Excerpted data:
§

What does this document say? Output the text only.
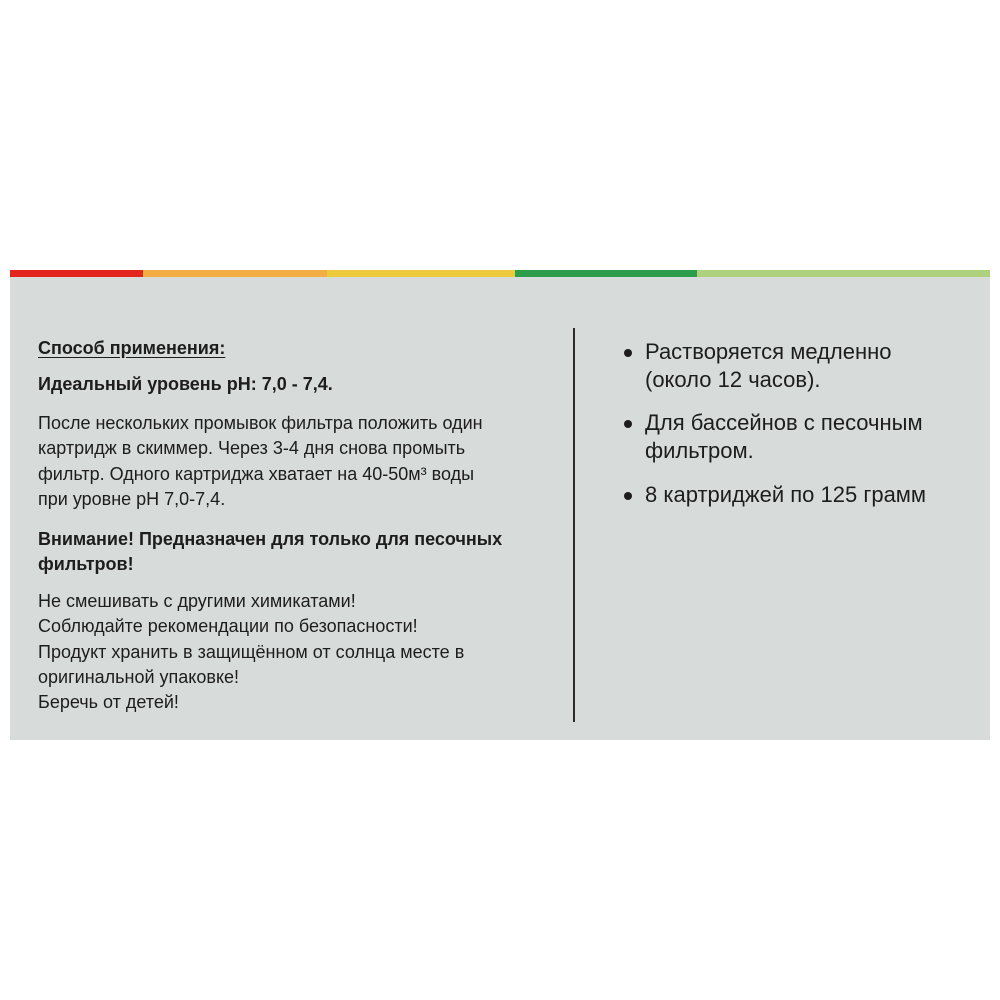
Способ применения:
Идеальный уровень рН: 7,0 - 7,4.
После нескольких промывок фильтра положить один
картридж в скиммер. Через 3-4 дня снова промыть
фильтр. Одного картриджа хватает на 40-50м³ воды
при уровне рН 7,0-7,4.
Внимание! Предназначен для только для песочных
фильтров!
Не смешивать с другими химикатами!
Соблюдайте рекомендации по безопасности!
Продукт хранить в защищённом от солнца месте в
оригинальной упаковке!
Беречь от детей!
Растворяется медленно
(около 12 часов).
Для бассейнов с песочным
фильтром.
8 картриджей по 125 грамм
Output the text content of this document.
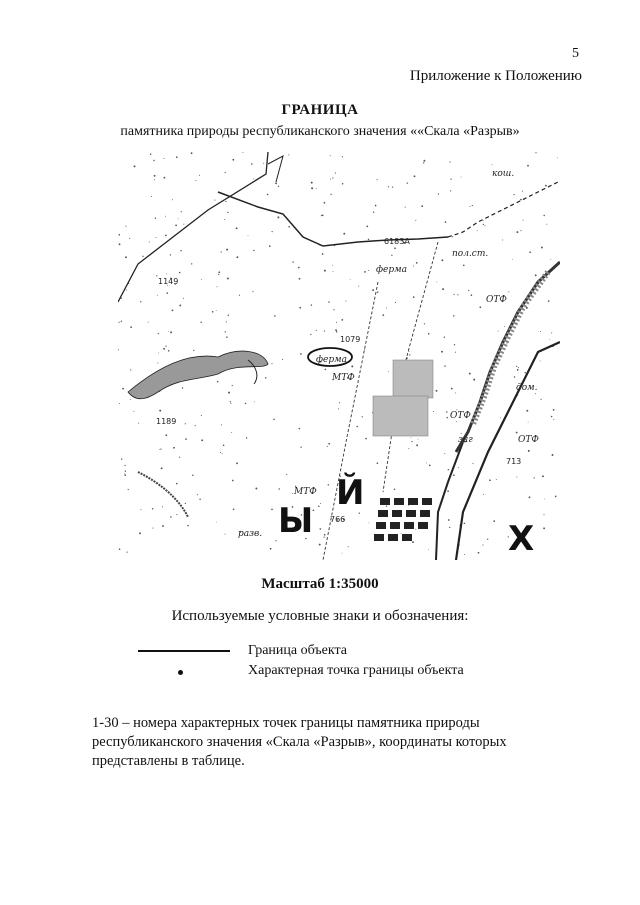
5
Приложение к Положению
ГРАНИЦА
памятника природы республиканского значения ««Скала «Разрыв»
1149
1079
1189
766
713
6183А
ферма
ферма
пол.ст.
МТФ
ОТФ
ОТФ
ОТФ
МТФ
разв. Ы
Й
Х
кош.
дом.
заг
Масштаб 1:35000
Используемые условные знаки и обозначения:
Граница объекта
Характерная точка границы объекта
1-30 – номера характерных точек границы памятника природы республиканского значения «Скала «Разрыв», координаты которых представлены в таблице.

§

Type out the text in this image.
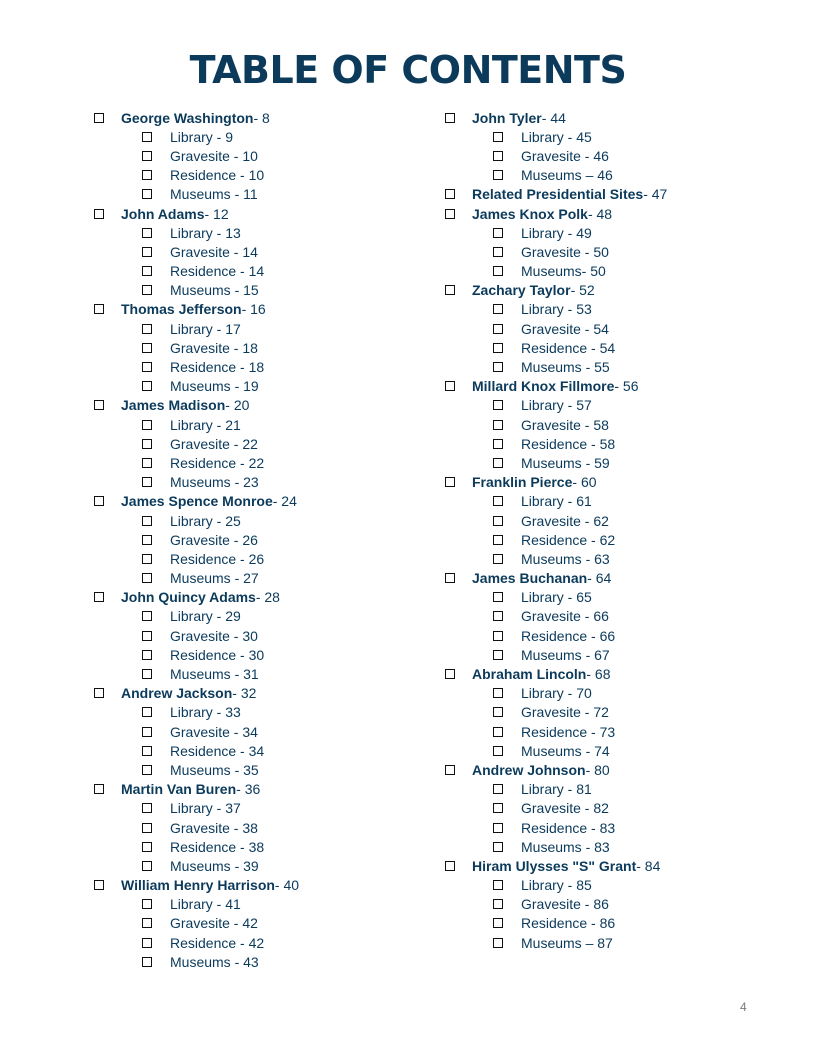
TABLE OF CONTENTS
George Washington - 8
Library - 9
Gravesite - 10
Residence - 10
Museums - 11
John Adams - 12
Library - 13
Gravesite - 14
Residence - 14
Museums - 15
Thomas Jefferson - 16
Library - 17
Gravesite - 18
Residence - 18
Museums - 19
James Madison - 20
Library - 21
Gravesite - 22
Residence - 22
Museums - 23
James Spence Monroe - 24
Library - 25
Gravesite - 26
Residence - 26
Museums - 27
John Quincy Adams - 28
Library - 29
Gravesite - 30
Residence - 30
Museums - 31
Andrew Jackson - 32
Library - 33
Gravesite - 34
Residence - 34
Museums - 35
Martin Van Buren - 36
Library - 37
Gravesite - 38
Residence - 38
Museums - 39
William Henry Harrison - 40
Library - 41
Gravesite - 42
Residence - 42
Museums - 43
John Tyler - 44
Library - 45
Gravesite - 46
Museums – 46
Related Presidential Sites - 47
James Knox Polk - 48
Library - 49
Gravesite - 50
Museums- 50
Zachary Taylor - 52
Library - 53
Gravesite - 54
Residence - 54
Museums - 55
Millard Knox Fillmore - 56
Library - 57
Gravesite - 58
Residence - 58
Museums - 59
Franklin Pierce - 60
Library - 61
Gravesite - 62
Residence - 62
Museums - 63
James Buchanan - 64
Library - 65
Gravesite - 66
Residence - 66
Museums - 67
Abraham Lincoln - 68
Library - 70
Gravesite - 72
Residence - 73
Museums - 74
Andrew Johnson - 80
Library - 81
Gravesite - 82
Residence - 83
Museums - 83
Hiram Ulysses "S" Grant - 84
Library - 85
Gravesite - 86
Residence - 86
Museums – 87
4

§

Written request: Track down every line holding the string "text" and copy it.

Solution:
What does this document say? Output the text only.
Output the text content of this document.
Type out the text in this image.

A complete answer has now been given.